--- START ---

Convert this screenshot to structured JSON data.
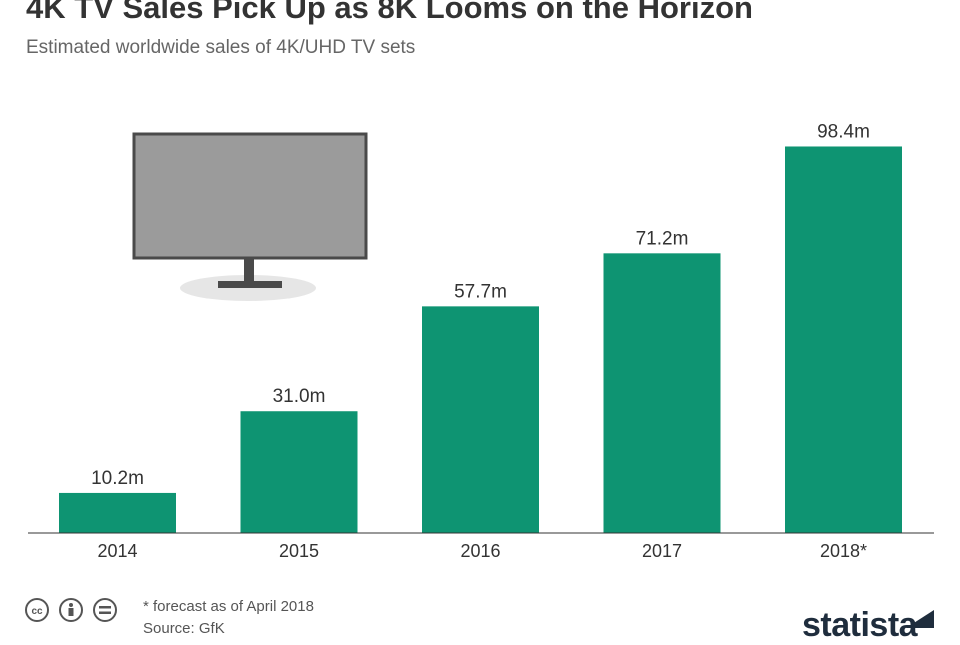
{
  "header": {
    "title": "4K TV Sales Pick Up as 8K Looms on the Horizon",
    "subtitle": "Estimated worldwide sales of 4K/UHD TV sets"
  },
  "chart_data": {
    "type": "bar",
    "categories": [
      "2014",
      "2015",
      "2016",
      "2017",
      "2018*"
    ],
    "values": [
      10.2,
      31.0,
      57.7,
      71.2,
      98.4
    ],
    "value_labels": [
      "10.2m",
      "31.0m",
      "57.7m",
      "71.2m",
      "98.4m"
    ],
    "ylim": [
      0,
      100
    ],
    "bar_color": "#0e9472",
    "grid": false
  },
  "footer": {
    "footnote": "* forecast as of April 2018",
    "source": "Source: GfK",
    "brand": "statista",
    "icons": [
      "cc-icon",
      "by-icon",
      "nd-icon"
    ]
  },
  "colors": {
    "title": "#333333",
    "subtitle": "#666666",
    "bar": "#0e9472",
    "tv_screen": "#9b9b9b",
    "tv_frame": "#4a4a4a"
  }
}
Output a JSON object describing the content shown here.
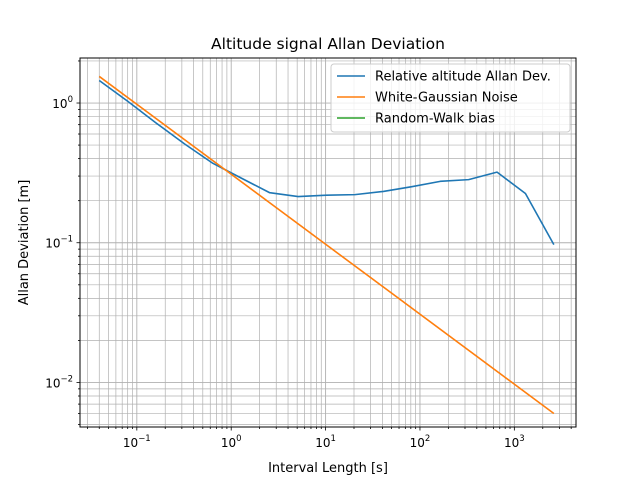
{
  "chart_data": {
    "type": "line",
    "title": "Altitude signal Allan Deviation",
    "xlabel": "Interval Length [s]",
    "ylabel": "Allan Deviation [m]",
    "xscale": "log",
    "yscale": "log",
    "xlim": [
      0.025,
      4500
    ],
    "ylim": [
      0.0048,
      2.1
    ],
    "grid": "both, major and minor",
    "legend_position": "upper right",
    "xticks": [
      {
        "value": 0.1,
        "base": "10",
        "exp": "−1"
      },
      {
        "value": 1,
        "base": "10",
        "exp": "0"
      },
      {
        "value": 10,
        "base": "10",
        "exp": "1"
      },
      {
        "value": 100,
        "base": "10",
        "exp": "2"
      },
      {
        "value": 1000,
        "base": "10",
        "exp": "3"
      }
    ],
    "yticks": [
      {
        "value": 0.01,
        "base": "10",
        "exp": "−2"
      },
      {
        "value": 0.1,
        "base": "10",
        "exp": "−1"
      },
      {
        "value": 1,
        "base": "10",
        "exp": "0"
      }
    ],
    "series": [
      {
        "name": "Relative altitude Allan Dev.",
        "color": "#1f77b4",
        "x": [
          0.04,
          0.08,
          0.16,
          0.32,
          0.64,
          1.28,
          2.56,
          5.12,
          10.24,
          20.48,
          40.96,
          81.92,
          163.84,
          327.68,
          655.36,
          1310.72,
          2621.44
        ],
        "y": [
          1.45,
          1.03,
          0.72,
          0.51,
          0.37,
          0.29,
          0.228,
          0.214,
          0.219,
          0.221,
          0.233,
          0.252,
          0.275,
          0.283,
          0.32,
          0.225,
          0.097
        ]
      },
      {
        "name": "White-Gaussian Noise",
        "color": "#ff7f0e",
        "x": [
          0.04,
          2621.44
        ],
        "y": [
          1.55,
          0.006
        ]
      },
      {
        "name": "Random-Walk bias",
        "color": "#2ca02c",
        "x": [],
        "y": []
      }
    ]
  }
}
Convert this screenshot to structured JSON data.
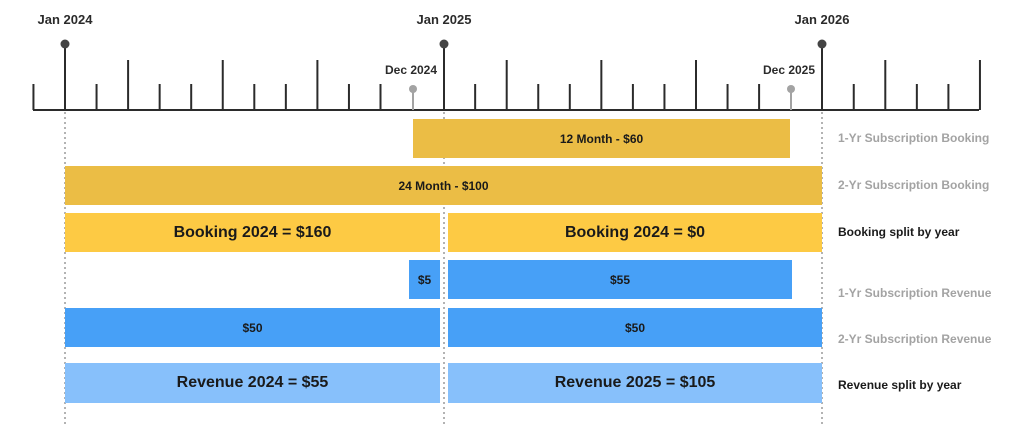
{
  "timeline": {
    "top_labels": [
      "Jan 2024",
      "Jan 2025",
      "Jan 2026"
    ],
    "mid_labels": [
      "Dec 2024",
      "Dec 2025"
    ]
  },
  "bars": {
    "sub1_booking": "12 Month - $60",
    "sub2_booking": "24 Month - $100",
    "booking_2024": "Booking 2024 = $160",
    "booking_2025": "Booking 2024 = $0",
    "sub1_rev_2024": "$5",
    "sub1_rev_2025": "$55",
    "sub2_rev_2024": "$50",
    "sub2_rev_2025": "$50",
    "revenue_2024": "Revenue 2024 = $55",
    "revenue_2025": "Revenue 2025 = $105"
  },
  "row_labels": {
    "sub1_booking": "1-Yr Subscription Booking",
    "sub2_booking": "2-Yr Subscription Booking",
    "booking_split": "Booking split by year",
    "sub1_revenue": "1-Yr Subscription Revenue",
    "sub2_revenue": "2-Yr Subscription Revenue",
    "revenue_split": "Revenue split by year"
  },
  "colors": {
    "subscription_booking": "#ebbd45",
    "booking_split": "#fdca44",
    "revenue": "#47a0f7",
    "revenue_split": "#87c0fb",
    "axis": "#2b2b2b",
    "muted": "#a3a3a3"
  }
}
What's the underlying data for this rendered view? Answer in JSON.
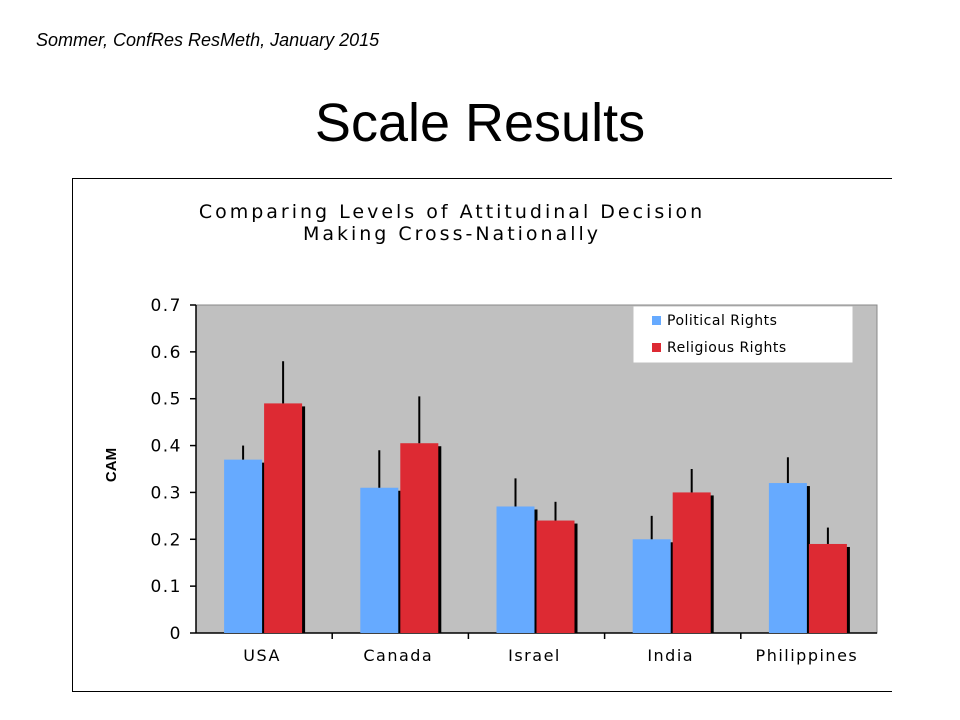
{
  "slide": {
    "footer_note": "Sommer, ConfRes ResMeth, January 2015",
    "title": "Scale Results"
  },
  "chart_data": {
    "type": "bar",
    "title_lines": [
      "Comparing Levels of Attitudinal Decision",
      "Making Cross-Nationally"
    ],
    "ylabel": "CAM",
    "xlabel": "",
    "ylim": [
      0,
      0.7
    ],
    "yticks": [
      "0",
      "0.1",
      "0.2",
      "0.3",
      "0.4",
      "0.5",
      "0.6",
      "0.7"
    ],
    "categories": [
      "USA",
      "Canada",
      "Israel",
      "India",
      "Philippines"
    ],
    "series": [
      {
        "name": "Political Rights",
        "color": "#66aaff",
        "values": [
          0.37,
          0.31,
          0.27,
          0.2,
          0.32
        ],
        "errors": [
          0.03,
          0.08,
          0.06,
          0.05,
          0.055
        ]
      },
      {
        "name": "Religious Rights",
        "color": "#dd2a33",
        "values": [
          0.49,
          0.405,
          0.24,
          0.3,
          0.19
        ],
        "errors": [
          0.09,
          0.1,
          0.04,
          0.05,
          0.035
        ]
      }
    ],
    "plot_background": "#c0c0c0",
    "grid": false,
    "legend_position": "top-right"
  }
}
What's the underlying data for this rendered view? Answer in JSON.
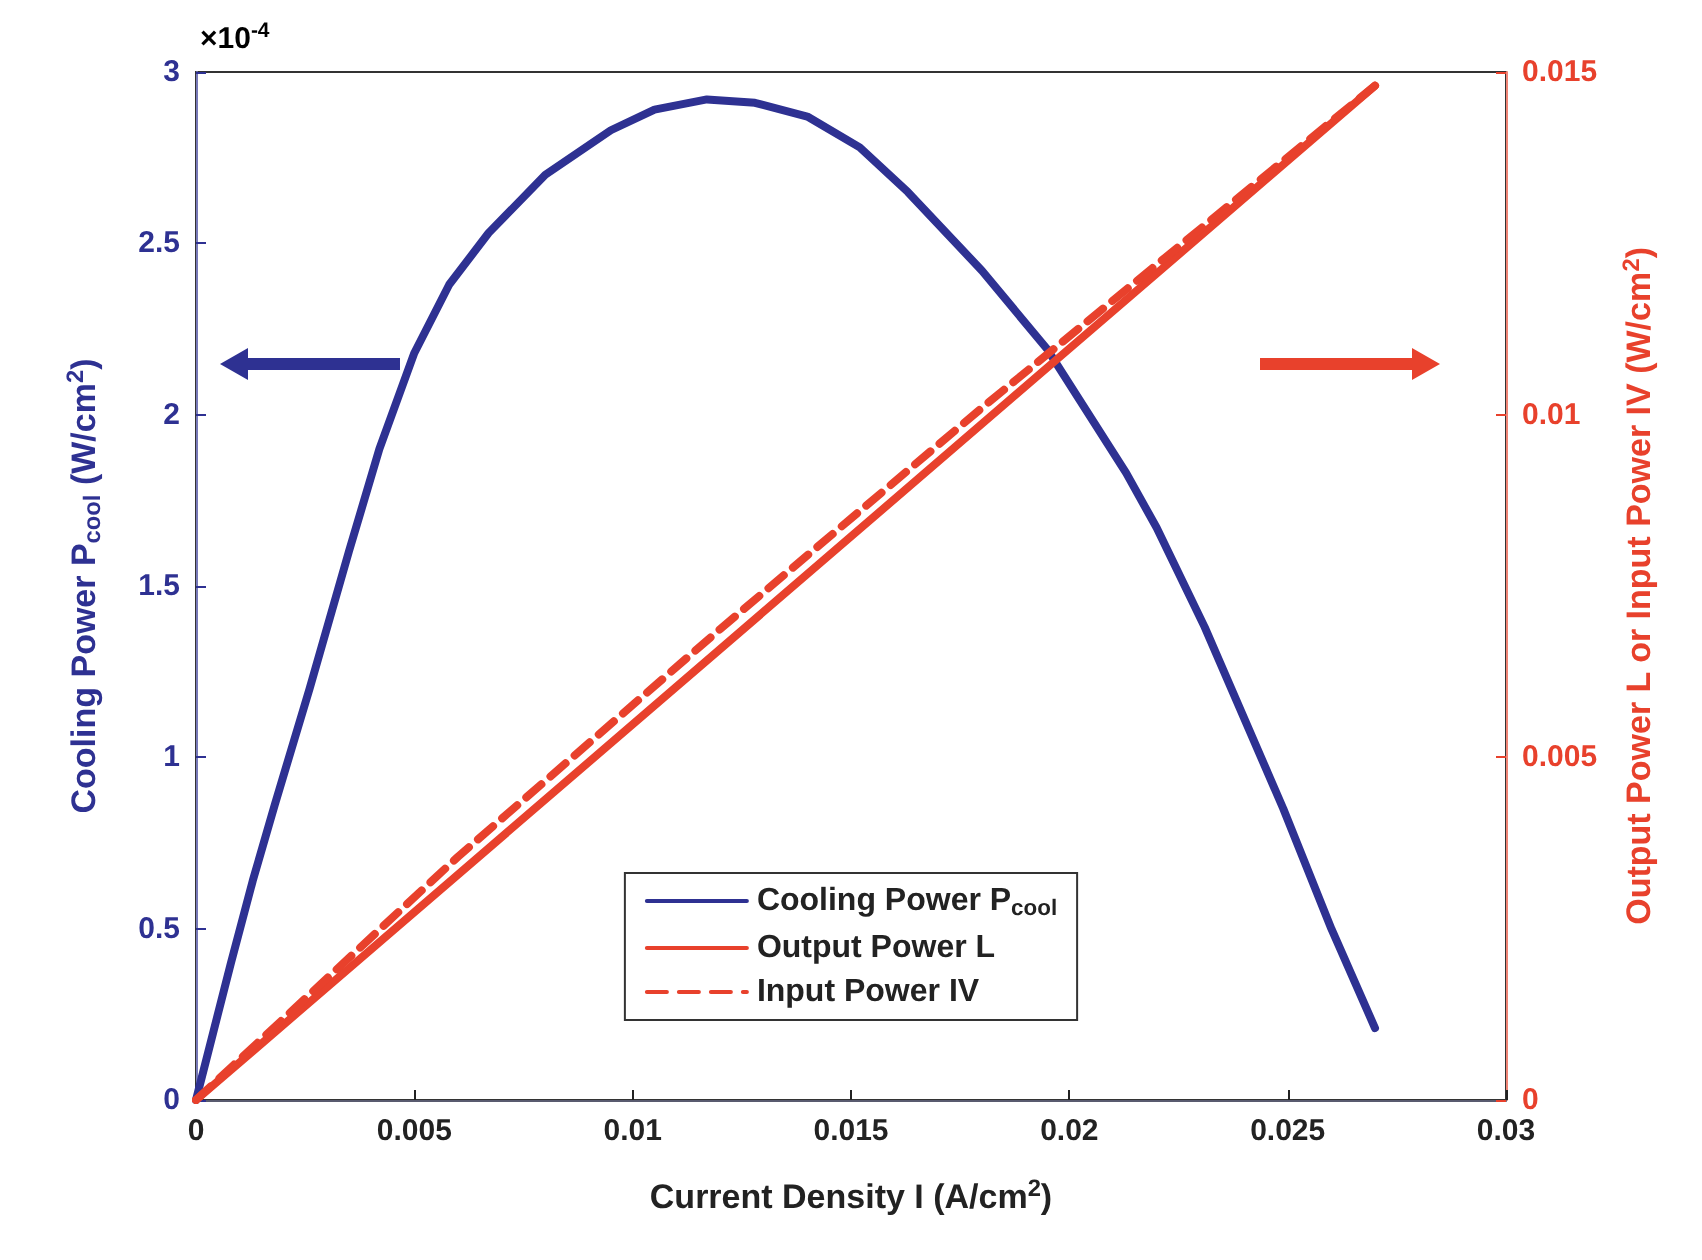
{
  "chart_data": {
    "type": "line",
    "xlabel": "Current Density I (A/cm$^{2}$)",
    "ylabel": "Cooling Power P$_{cool}$ (W/cm$^{2}$)",
    "y2label": "Output Power L or Input Power IV (W/cm$^{2}$)",
    "annotations": [
      "×10$^{-4}$"
    ],
    "series": [
      {
        "name": "Cooling Power P$_{cool}$",
        "color": "#2e3192",
        "x": [
          0,
          0.0004,
          0.0008,
          0.0013,
          0.0018,
          0.0026,
          0.0035,
          0.0042,
          0.005,
          0.0058,
          0.0067,
          0.008,
          0.0095,
          0.0105,
          0.0117,
          0.0128,
          0.014,
          0.0152,
          0.0163,
          0.018,
          0.0195,
          0.0213,
          0.022,
          0.0231,
          0.0249,
          0.026,
          0.027
        ],
        "values": [
          0,
          0.2,
          0.4,
          0.64,
          0.86,
          1.2,
          1.6,
          1.9,
          2.18,
          2.38,
          2.53,
          2.7,
          2.83,
          2.89,
          2.92,
          2.91,
          2.87,
          2.78,
          2.65,
          2.42,
          2.19,
          1.83,
          1.67,
          1.38,
          0.85,
          0.5,
          0.21
        ]
      },
      {
        "name": "Output Power L",
        "color": "#e8412c",
        "axis": "y2",
        "x": [
          0,
          0.027
        ],
        "values": [
          0,
          0.0148
        ]
      },
      {
        "name": "Input Power IV",
        "color": "#e8412c",
        "axis": "y2",
        "line_style": "dashed",
        "x": [
          0,
          0.006,
          0.012,
          0.018,
          0.027
        ],
        "values": [
          0,
          0.00355,
          0.00687,
          0.0101,
          0.0148
        ]
      }
    ],
    "xlim": [
      0,
      0.03
    ],
    "xticks": [
      0,
      0.005,
      0.01,
      0.015,
      0.02,
      0.025,
      0.03
    ],
    "ylim": [
      0,
      3
    ],
    "yticks": [
      0,
      0.5,
      1,
      1.5,
      2,
      2.5,
      3
    ],
    "y2lim": [
      0,
      0.015
    ],
    "y2ticks": [
      0,
      0.005,
      0.01,
      0.015
    ],
    "grid": false,
    "legend": "bottom",
    "marker": "none",
    "line_style": "solid"
  }
}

--- END ---

== Goal ==
Reproduce every line exactly and omit all pictures.

== Solution for this task ==
Convert this screenshot to structured JSON data.
{
  "header": {
    "title": "4K TV Sales Pick Up as 8K Looms on the Horizon",
    "subtitle": "Estimated worldwide sales of 4K/UHD TV sets"
  },
  "chart_data": {
    "type": "bar",
    "categories": [
      "2014",
      "2015",
      "2016",
      "2017",
      "2018*"
    ],
    "values": [
      10.2,
      31.0,
      57.7,
      71.2,
      98.4
    ],
    "value_labels": [
      "10.2m",
      "31.0m",
      "57.7m",
      "71.2m",
      "98.4m"
    ],
    "ylim": [
      0,
      100
    ],
    "bar_color": "#0e9472",
    "grid": false
  },
  "footer": {
    "footnote": "* forecast as of April 2018",
    "source": "Source: GfK",
    "brand": "statista",
    "icons": [
      "cc-icon",
      "by-icon",
      "nd-icon"
    ]
  },
  "colors": {
    "title": "#333333",
    "subtitle": "#666666",
    "bar": "#0e9472",
    "tv_screen": "#9b9b9b",
    "tv_frame": "#4a4a4a"
  }
}
Output a JSON object describing the content shown here.
{
  "chart_data": {
    "type": "line",
    "title": "Altitude signal Allan Deviation",
    "xlabel": "Interval Length [s]",
    "ylabel": "Allan Deviation [m]",
    "xscale": "log",
    "yscale": "log",
    "xlim": [
      0.025,
      4500
    ],
    "ylim": [
      0.0048,
      2.1
    ],
    "grid": "both, major and minor",
    "legend_position": "upper right",
    "xticks": [
      {
        "value": 0.1,
        "base": "10",
        "exp": "−1"
      },
      {
        "value": 1,
        "base": "10",
        "exp": "0"
      },
      {
        "value": 10,
        "base": "10",
        "exp": "1"
      },
      {
        "value": 100,
        "base": "10",
        "exp": "2"
      },
      {
        "value": 1000,
        "base": "10",
        "exp": "3"
      }
    ],
    "yticks": [
      {
        "value": 0.01,
        "base": "10",
        "exp": "−2"
      },
      {
        "value": 0.1,
        "base": "10",
        "exp": "−1"
      },
      {
        "value": 1,
        "base": "10",
        "exp": "0"
      }
    ],
    "series": [
      {
        "name": "Relative altitude Allan Dev.",
        "color": "#1f77b4",
        "x": [
          0.04,
          0.08,
          0.16,
          0.32,
          0.64,
          1.28,
          2.56,
          5.12,
          10.24,
          20.48,
          40.96,
          81.92,
          163.84,
          327.68,
          655.36,
          1310.72,
          2621.44
        ],
        "y": [
          1.45,
          1.03,
          0.72,
          0.51,
          0.37,
          0.29,
          0.228,
          0.214,
          0.219,
          0.221,
          0.233,
          0.252,
          0.275,
          0.283,
          0.32,
          0.225,
          0.097
        ]
      },
      {
        "name": "White-Gaussian Noise",
        "color": "#ff7f0e",
        "x": [
          0.04,
          2621.44
        ],
        "y": [
          1.55,
          0.006
        ]
      },
      {
        "name": "Random-Walk bias",
        "color": "#2ca02c",
        "x": [],
        "y": []
      }
    ]
  }
}
Convert this screenshot to structured JSON data.
{
  "timeline": {
    "top_labels": [
      "Jan 2024",
      "Jan 2025",
      "Jan 2026"
    ],
    "mid_labels": [
      "Dec 2024",
      "Dec 2025"
    ]
  },
  "bars": {
    "sub1_booking": "12 Month - $60",
    "sub2_booking": "24 Month - $100",
    "booking_2024": "Booking 2024 = $160",
    "booking_2025": "Booking 2024 = $0",
    "sub1_rev_2024": "$5",
    "sub1_rev_2025": "$55",
    "sub2_rev_2024": "$50",
    "sub2_rev_2025": "$50",
    "revenue_2024": "Revenue 2024 = $55",
    "revenue_2025": "Revenue 2025 = $105"
  },
  "row_labels": {
    "sub1_booking": "1-Yr Subscription Booking",
    "sub2_booking": "2-Yr Subscription Booking",
    "booking_split": "Booking split by year",
    "sub1_revenue": "1-Yr Subscription Revenue",
    "sub2_revenue": "2-Yr Subscription Revenue",
    "revenue_split": "Revenue split by year"
  },
  "colors": {
    "subscription_booking": "#ebbd45",
    "booking_split": "#fdca44",
    "revenue": "#47a0f7",
    "revenue_split": "#87c0fb",
    "axis": "#2b2b2b",
    "muted": "#a3a3a3"
  }
}
What's the underlying data for this rendered view? Answer in JSON.
{
  "slide": {
    "footer_note": "Sommer, ConfRes ResMeth, January 2015",
    "title": "Scale Results"
  },
  "chart_data": {
    "type": "bar",
    "title_lines": [
      "Comparing Levels of Attitudinal Decision",
      "Making Cross-Nationally"
    ],
    "ylabel": "CAM",
    "xlabel": "",
    "ylim": [
      0,
      0.7
    ],
    "yticks": [
      "0",
      "0.1",
      "0.2",
      "0.3",
      "0.4",
      "0.5",
      "0.6",
      "0.7"
    ],
    "categories": [
      "USA",
      "Canada",
      "Israel",
      "India",
      "Philippines"
    ],
    "series": [
      {
        "name": "Political Rights",
        "color": "#66aaff",
        "values": [
          0.37,
          0.31,
          0.27,
          0.2,
          0.32
        ],
        "errors": [
          0.03,
          0.08,
          0.06,
          0.05,
          0.055
        ]
      },
      {
        "name": "Religious Rights",
        "color": "#dd2a33",
        "values": [
          0.49,
          0.405,
          0.24,
          0.3,
          0.19
        ],
        "errors": [
          0.09,
          0.1,
          0.04,
          0.05,
          0.035
        ]
      }
    ],
    "plot_background": "#c0c0c0",
    "grid": false,
    "legend_position": "top-right"
  }
}
What's the underlying data for this rendered view? Answer in JSON.
{
  "chart_data": {
    "type": "line",
    "xlabel": "Current Density I (A/cm$^{2}$)",
    "ylabel": "Cooling Power P$_{cool}$ (W/cm$^{2}$)",
    "y2label": "Output Power L or Input Power IV (W/cm$^{2}$)",
    "annotations": [
      "×10$^{-4}$"
    ],
    "series": [
      {
        "name": "Cooling Power P$_{cool}$",
        "color": "#2e3192",
        "x": [
          0,
          0.0004,
          0.0008,
          0.0013,
          0.0018,
          0.0026,
          0.0035,
          0.0042,
          0.005,
          0.0058,
          0.0067,
          0.008,
          0.0095,
          0.0105,
          0.0117,
          0.0128,
          0.014,
          0.0152,
          0.0163,
          0.018,
          0.0195,
          0.0213,
          0.022,
          0.0231,
          0.0249,
          0.026,
          0.027
        ],
        "values": [
          0,
          0.2,
          0.4,
          0.64,
          0.86,
          1.2,
          1.6,
          1.9,
          2.18,
          2.38,
          2.53,
          2.7,
          2.83,
          2.89,
          2.92,
          2.91,
          2.87,
          2.78,
          2.65,
          2.42,
          2.19,
          1.83,
          1.67,
          1.38,
          0.85,
          0.5,
          0.21
        ]
      },
      {
        "name": "Output Power L",
        "color": "#e8412c",
        "axis": "y2",
        "x": [
          0,
          0.027
        ],
        "values": [
          0,
          0.0148
        ]
      },
      {
        "name": "Input Power IV",
        "color": "#e8412c",
        "axis": "y2",
        "line_style": "dashed",
        "x": [
          0,
          0.006,
          0.012,
          0.018,
          0.027
        ],
        "values": [
          0,
          0.00355,
          0.00687,
          0.0101,
          0.0148
        ]
      }
    ],
    "xlim": [
      0,
      0.03
    ],
    "xticks": [
      0,
      0.005,
      0.01,
      0.015,
      0.02,
      0.025,
      0.03
    ],
    "ylim": [
      0,
      3
    ],
    "yticks": [
      0,
      0.5,
      1,
      1.5,
      2,
      2.5,
      3
    ],
    "y2lim": [
      0,
      0.015
    ],
    "y2ticks": [
      0,
      0.005,
      0.01,
      0.015
    ],
    "grid": false,
    "legend": "bottom",
    "marker": "none",
    "line_style": "solid"
  }
}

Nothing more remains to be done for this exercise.